=== Given task ===
Determine which lines contain the word "toán", then copy those lines.

=== Records shown ===
§ §

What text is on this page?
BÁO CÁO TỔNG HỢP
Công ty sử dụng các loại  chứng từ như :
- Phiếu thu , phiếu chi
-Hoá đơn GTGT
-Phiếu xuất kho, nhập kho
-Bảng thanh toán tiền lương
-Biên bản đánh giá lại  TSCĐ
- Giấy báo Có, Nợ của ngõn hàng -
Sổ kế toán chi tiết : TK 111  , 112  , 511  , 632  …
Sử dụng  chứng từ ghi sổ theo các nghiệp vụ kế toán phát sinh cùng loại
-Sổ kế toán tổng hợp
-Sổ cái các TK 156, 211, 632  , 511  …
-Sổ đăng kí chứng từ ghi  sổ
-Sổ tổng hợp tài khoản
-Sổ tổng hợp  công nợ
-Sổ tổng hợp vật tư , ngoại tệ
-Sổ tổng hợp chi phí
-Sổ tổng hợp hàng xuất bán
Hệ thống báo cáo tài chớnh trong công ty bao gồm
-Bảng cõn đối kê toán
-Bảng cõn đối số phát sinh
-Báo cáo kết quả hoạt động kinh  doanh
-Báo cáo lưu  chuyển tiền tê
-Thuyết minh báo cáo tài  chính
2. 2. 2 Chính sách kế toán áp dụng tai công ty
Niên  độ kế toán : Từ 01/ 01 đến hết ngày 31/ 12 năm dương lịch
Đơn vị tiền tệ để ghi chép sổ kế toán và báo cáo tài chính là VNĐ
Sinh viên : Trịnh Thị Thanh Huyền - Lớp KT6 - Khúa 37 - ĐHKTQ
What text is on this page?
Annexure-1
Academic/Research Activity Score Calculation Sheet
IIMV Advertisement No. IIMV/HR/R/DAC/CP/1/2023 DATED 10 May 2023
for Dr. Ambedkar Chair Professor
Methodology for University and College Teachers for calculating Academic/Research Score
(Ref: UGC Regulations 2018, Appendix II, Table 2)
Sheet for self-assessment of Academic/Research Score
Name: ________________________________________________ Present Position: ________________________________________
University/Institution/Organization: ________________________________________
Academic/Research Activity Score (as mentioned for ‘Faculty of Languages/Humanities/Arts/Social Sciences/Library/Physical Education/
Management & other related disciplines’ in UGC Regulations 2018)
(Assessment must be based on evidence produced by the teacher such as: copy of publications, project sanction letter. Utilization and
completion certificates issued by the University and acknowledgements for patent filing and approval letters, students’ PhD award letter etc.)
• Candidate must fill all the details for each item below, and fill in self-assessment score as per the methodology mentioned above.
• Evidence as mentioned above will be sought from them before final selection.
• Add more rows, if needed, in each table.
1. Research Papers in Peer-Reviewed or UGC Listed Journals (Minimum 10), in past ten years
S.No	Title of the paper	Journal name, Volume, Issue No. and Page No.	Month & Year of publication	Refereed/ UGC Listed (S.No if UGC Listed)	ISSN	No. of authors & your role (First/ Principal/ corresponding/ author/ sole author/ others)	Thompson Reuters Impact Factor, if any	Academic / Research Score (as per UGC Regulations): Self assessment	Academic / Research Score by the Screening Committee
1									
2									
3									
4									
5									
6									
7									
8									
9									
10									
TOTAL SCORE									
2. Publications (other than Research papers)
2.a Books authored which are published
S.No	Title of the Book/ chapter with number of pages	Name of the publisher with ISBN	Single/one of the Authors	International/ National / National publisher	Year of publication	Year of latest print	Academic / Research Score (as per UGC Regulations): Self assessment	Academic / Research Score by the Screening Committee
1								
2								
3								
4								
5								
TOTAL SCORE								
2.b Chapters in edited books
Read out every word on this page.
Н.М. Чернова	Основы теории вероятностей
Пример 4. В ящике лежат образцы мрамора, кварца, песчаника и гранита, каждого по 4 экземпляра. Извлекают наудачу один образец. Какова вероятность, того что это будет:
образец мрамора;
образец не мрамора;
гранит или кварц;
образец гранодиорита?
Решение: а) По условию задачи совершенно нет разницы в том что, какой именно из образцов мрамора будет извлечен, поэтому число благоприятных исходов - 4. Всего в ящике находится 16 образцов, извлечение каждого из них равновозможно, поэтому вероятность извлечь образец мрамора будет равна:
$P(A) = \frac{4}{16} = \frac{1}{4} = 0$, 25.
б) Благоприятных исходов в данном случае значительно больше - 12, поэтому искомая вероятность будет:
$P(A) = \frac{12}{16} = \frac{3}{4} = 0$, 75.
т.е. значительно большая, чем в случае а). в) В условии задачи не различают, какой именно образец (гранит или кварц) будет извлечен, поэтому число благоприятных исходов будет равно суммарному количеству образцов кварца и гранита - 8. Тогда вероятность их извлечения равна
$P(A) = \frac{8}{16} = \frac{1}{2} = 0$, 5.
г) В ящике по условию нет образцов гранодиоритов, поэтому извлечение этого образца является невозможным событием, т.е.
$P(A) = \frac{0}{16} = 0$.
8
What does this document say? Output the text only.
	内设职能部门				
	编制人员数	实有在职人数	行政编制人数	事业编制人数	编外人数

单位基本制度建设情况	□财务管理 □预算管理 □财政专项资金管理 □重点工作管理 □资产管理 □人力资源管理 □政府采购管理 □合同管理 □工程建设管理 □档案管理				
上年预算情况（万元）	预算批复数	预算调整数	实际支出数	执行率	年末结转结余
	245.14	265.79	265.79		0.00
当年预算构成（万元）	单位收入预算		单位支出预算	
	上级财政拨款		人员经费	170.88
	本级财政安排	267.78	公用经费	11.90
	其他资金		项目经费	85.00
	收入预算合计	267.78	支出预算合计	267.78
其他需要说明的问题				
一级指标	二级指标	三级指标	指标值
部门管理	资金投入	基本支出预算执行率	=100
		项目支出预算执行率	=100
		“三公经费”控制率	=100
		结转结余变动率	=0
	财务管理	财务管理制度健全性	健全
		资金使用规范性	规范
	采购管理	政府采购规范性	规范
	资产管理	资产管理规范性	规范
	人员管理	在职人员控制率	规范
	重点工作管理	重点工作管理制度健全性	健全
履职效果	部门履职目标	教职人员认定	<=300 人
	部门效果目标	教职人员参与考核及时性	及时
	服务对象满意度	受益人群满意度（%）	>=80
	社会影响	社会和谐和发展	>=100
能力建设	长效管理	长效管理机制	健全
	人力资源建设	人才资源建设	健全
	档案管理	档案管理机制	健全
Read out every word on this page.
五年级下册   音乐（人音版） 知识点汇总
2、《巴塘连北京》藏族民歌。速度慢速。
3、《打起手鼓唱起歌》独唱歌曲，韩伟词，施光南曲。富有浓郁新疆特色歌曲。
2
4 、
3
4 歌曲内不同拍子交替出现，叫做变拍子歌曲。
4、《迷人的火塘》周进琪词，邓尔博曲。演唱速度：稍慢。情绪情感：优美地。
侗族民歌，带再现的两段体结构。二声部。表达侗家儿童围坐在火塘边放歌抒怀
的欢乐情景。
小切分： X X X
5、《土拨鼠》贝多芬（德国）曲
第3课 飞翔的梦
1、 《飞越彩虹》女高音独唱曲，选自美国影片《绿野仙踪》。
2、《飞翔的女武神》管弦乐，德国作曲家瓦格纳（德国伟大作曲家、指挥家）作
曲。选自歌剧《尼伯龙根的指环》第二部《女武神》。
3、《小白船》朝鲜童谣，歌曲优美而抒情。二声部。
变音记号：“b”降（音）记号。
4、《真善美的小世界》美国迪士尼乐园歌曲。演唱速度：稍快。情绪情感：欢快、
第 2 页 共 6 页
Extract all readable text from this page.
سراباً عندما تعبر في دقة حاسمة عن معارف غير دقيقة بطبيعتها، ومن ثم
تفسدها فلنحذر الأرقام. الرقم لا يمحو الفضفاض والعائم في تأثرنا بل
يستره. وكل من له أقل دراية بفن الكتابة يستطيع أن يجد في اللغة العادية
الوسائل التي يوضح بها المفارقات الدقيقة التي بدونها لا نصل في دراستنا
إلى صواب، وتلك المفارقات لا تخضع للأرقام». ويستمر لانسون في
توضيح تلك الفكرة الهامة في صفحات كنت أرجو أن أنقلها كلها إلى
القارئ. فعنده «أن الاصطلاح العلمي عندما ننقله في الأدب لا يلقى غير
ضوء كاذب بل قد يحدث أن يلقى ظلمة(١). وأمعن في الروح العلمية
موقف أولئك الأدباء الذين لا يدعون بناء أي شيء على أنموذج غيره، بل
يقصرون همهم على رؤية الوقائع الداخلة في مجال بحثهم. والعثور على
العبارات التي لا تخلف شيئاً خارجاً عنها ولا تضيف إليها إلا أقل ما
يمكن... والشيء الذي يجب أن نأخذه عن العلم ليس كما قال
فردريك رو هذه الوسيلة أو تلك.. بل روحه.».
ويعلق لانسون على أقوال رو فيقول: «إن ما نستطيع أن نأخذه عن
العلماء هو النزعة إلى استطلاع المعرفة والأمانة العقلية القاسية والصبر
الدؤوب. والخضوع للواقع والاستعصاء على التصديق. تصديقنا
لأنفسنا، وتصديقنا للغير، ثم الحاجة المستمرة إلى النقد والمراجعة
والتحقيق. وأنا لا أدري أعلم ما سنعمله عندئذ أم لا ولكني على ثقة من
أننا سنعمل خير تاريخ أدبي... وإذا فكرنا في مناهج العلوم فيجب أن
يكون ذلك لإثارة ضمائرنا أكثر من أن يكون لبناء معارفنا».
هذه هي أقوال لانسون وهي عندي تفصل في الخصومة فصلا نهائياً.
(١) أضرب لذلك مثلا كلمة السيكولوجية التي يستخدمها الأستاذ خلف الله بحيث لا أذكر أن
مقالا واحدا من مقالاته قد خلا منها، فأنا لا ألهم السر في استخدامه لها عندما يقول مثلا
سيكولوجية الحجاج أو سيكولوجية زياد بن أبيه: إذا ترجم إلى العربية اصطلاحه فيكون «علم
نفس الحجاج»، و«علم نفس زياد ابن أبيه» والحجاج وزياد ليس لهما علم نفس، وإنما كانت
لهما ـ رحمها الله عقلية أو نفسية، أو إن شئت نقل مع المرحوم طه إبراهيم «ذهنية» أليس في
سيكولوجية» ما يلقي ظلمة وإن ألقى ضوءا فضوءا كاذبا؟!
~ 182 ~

§ §

=== Reply ===
-Bảng thanh toán tiền lương
Sổ kế toán chi tiết : TK 111  , 112  , 511  , 632  …
Sử dụng  chứng từ ghi sổ theo các nghiệp vụ kế toán phát sinh cùng loại
-Sổ kế toán tổng hợp
-Bảng cõn đối kê toán
2. 2. 2 Chính sách kế toán áp dụng tai công ty
Niên  độ kế toán : Từ 01/ 01 đến hết ngày 31/ 12 năm dương lịch
Đơn vị tiền tệ để ghi chép sổ kế toán và báo cáo tài chính là VNĐ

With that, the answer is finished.